==== THE DATA

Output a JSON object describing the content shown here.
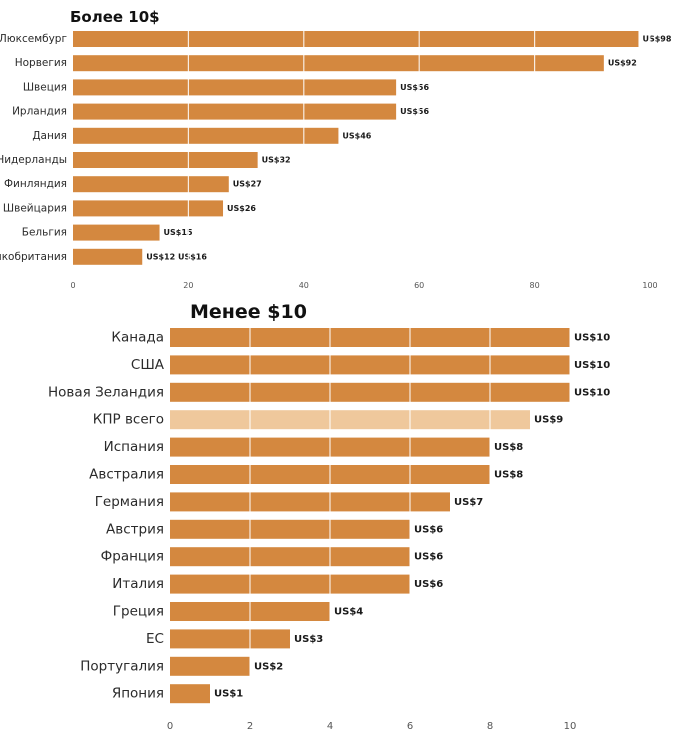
{
  "chart_data": [
    {
      "type": "bar",
      "orientation": "horizontal",
      "title": "Более 10$",
      "categories": [
        "Люксембург",
        "Норвегия",
        "Швеция",
        "Ирландия",
        "Дания",
        "Нидерланды",
        "Финляндия",
        "Швейцария",
        "Бельгия",
        "Великобритания"
      ],
      "values": [
        98,
        92,
        56,
        56,
        46,
        32,
        27,
        26,
        15,
        12
      ],
      "value_labels": [
        "US$98",
        "US$92",
        "US$56",
        "US$56",
        "US$46",
        "US$32",
        "US$27",
        "US$26",
        "US$15",
        "US$12 US$16"
      ],
      "xlim": [
        0,
        100
      ],
      "xticks": [
        0,
        20,
        40,
        60,
        80,
        100
      ],
      "xlabel": "",
      "ylabel": "",
      "grid": true,
      "colors": {
        "bar": "#d4883f",
        "grid": "#ffffff",
        "highlight": "#efc89c"
      }
    },
    {
      "type": "bar",
      "orientation": "horizontal",
      "title": "Менее $10",
      "categories": [
        "Канада",
        "США",
        "Новая Зеландия",
        "КПР всего",
        "Испания",
        "Австралия",
        "Германия",
        "Австрия",
        "Франция",
        "Италия",
        "Греция",
        "ЕС",
        "Португалия",
        "Япония"
      ],
      "values": [
        10,
        10,
        10,
        9,
        8,
        8,
        7,
        6,
        6,
        6,
        4,
        3,
        2,
        1
      ],
      "value_labels": [
        "US$10",
        "US$10",
        "US$10",
        "US$9",
        "US$8",
        "US$8",
        "US$7",
        "US$6",
        "US$6",
        "US$6",
        "US$4",
        "US$3",
        "US$2",
        "US$1"
      ],
      "highlight_index": 3,
      "xlim": [
        0,
        12
      ],
      "xticks": [
        0,
        2,
        4,
        6,
        8,
        10
      ],
      "xlabel": "",
      "ylabel": "",
      "grid": true,
      "colors": {
        "bar": "#d4883f",
        "grid": "#ffffff",
        "highlight": "#efc89c"
      }
    }
  ]
}
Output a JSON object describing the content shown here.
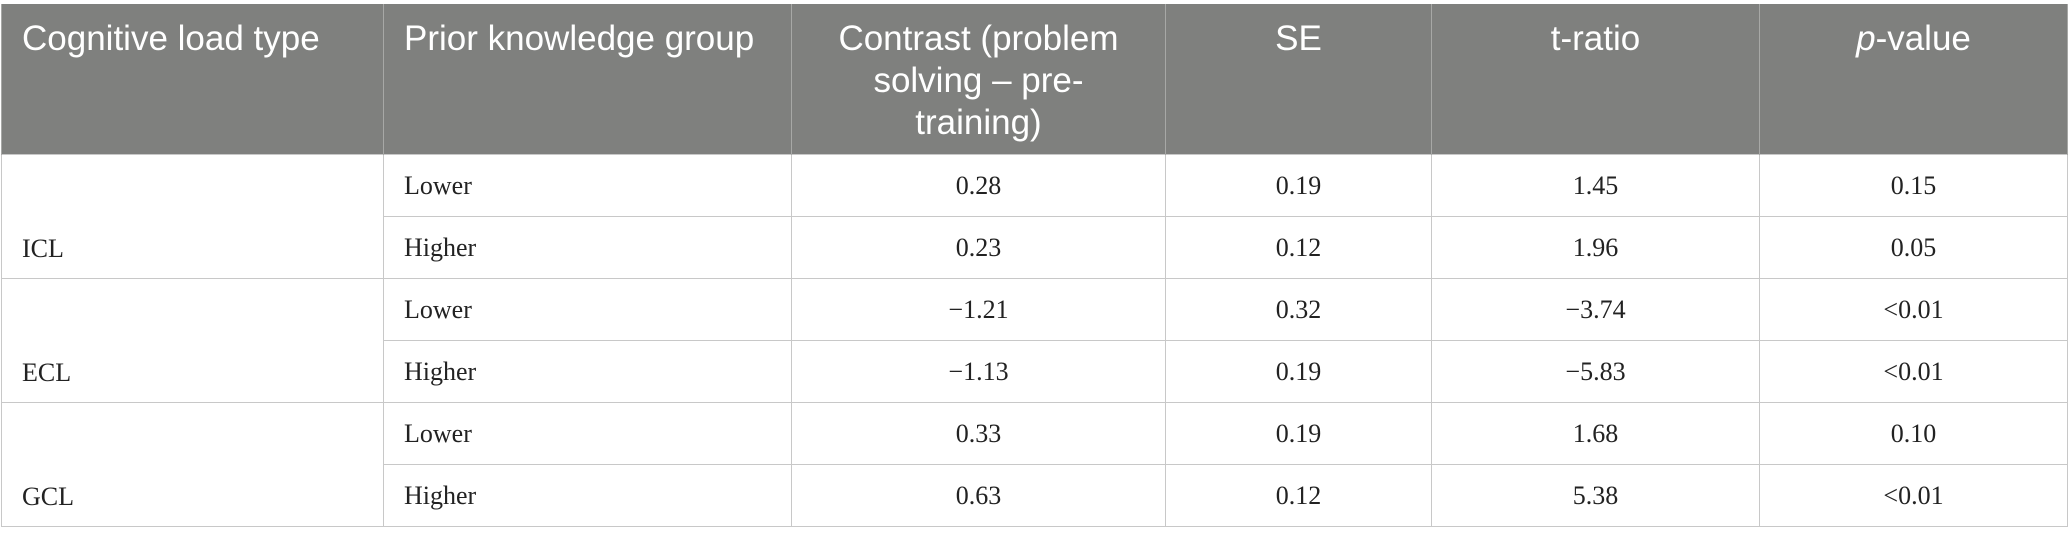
{
  "table": {
    "headers": {
      "cognitive_load_type": "Cognitive load type",
      "prior_knowledge_group": "Prior knowledge group",
      "contrast": "Contrast (problem solving – pre-training)",
      "se": "SE",
      "t_ratio": "t-ratio",
      "p_value_italic": "p",
      "p_value_rest": "-value"
    },
    "groups": [
      {
        "type": "ICL",
        "rows": [
          {
            "group": "Lower",
            "contrast": "0.28",
            "se": "0.19",
            "t": "1.45",
            "p": "0.15"
          },
          {
            "group": "Higher",
            "contrast": "0.23",
            "se": "0.12",
            "t": "1.96",
            "p": "0.05"
          }
        ]
      },
      {
        "type": "ECL",
        "rows": [
          {
            "group": "Lower",
            "contrast": "−1.21",
            "se": "0.32",
            "t": "−3.74",
            "p": "<0.01"
          },
          {
            "group": "Higher",
            "contrast": "−1.13",
            "se": "0.19",
            "t": "−5.83",
            "p": "<0.01"
          }
        ]
      },
      {
        "type": "GCL",
        "rows": [
          {
            "group": "Lower",
            "contrast": "0.33",
            "se": "0.19",
            "t": "1.68",
            "p": "0.10"
          },
          {
            "group": "Higher",
            "contrast": "0.63",
            "se": "0.12",
            "t": "5.38",
            "p": "<0.01"
          }
        ]
      }
    ]
  }
}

========

**EXERCISE REQUIREMENTS**
Repeat verbatim all the material, but not the pictures.

**RESULT OF THE EXERCISE**
Output a JSON object describing the content shown here.
{
  "chart_data": [
    {
      "type": "bar",
      "orientation": "horizontal",
      "title": "Более 10$",
      "categories": [
        "Люксембург",
        "Норвегия",
        "Швеция",
        "Ирландия",
        "Дания",
        "Нидерланды",
        "Финляндия",
        "Швейцария",
        "Бельгия",
        "Великобритания"
      ],
      "values": [
        98,
        92,
        56,
        56,
        46,
        32,
        27,
        26,
        15,
        12
      ],
      "value_labels": [
        "US$98",
        "US$92",
        "US$56",
        "US$56",
        "US$46",
        "US$32",
        "US$27",
        "US$26",
        "US$15",
        "US$12 US$16"
      ],
      "xlim": [
        0,
        100
      ],
      "xticks": [
        0,
        20,
        40,
        60,
        80,
        100
      ],
      "xlabel": "",
      "ylabel": "",
      "grid": true,
      "colors": {
        "bar": "#d4883f",
        "grid": "#ffffff",
        "highlight": "#efc89c"
      }
    },
    {
      "type": "bar",
      "orientation": "horizontal",
      "title": "Менее $10",
      "categories": [
        "Канада",
        "США",
        "Новая Зеландия",
        "КПР всего",
        "Испания",
        "Австралия",
        "Германия",
        "Австрия",
        "Франция",
        "Италия",
        "Греция",
        "ЕС",
        "Португалия",
        "Япония"
      ],
      "values": [
        10,
        10,
        10,
        9,
        8,
        8,
        7,
        6,
        6,
        6,
        4,
        3,
        2,
        1
      ],
      "value_labels": [
        "US$10",
        "US$10",
        "US$10",
        "US$9",
        "US$8",
        "US$8",
        "US$7",
        "US$6",
        "US$6",
        "US$6",
        "US$4",
        "US$3",
        "US$2",
        "US$1"
      ],
      "highlight_index": 3,
      "xlim": [
        0,
        12
      ],
      "xticks": [
        0,
        2,
        4,
        6,
        8,
        10
      ],
      "xlabel": "",
      "ylabel": "",
      "grid": true,
      "colors": {
        "bar": "#d4883f",
        "grid": "#ffffff",
        "highlight": "#efc89c"
      }
    }
  ]
}
Output a JSON object describing the content shown here.
{
  "table": {
    "headers": {
      "cognitive_load_type": "Cognitive load type",
      "prior_knowledge_group": "Prior knowledge group",
      "contrast": "Contrast (problem solving – pre-training)",
      "se": "SE",
      "t_ratio": "t-ratio",
      "p_value_italic": "p",
      "p_value_rest": "-value"
    },
    "groups": [
      {
        "type": "ICL",
        "rows": [
          {
            "group": "Lower",
            "contrast": "0.28",
            "se": "0.19",
            "t": "1.45",
            "p": "0.15"
          },
          {
            "group": "Higher",
            "contrast": "0.23",
            "se": "0.12",
            "t": "1.96",
            "p": "0.05"
          }
        ]
      },
      {
        "type": "ECL",
        "rows": [
          {
            "group": "Lower",
            "contrast": "−1.21",
            "se": "0.32",
            "t": "−3.74",
            "p": "<0.01"
          },
          {
            "group": "Higher",
            "contrast": "−1.13",
            "se": "0.19",
            "t": "−5.83",
            "p": "<0.01"
          }
        ]
      },
      {
        "type": "GCL",
        "rows": [
          {
            "group": "Lower",
            "contrast": "0.33",
            "se": "0.19",
            "t": "1.68",
            "p": "0.10"
          },
          {
            "group": "Higher",
            "contrast": "0.63",
            "se": "0.12",
            "t": "5.38",
            "p": "<0.01"
          }
        ]
      }
    ]
  }
}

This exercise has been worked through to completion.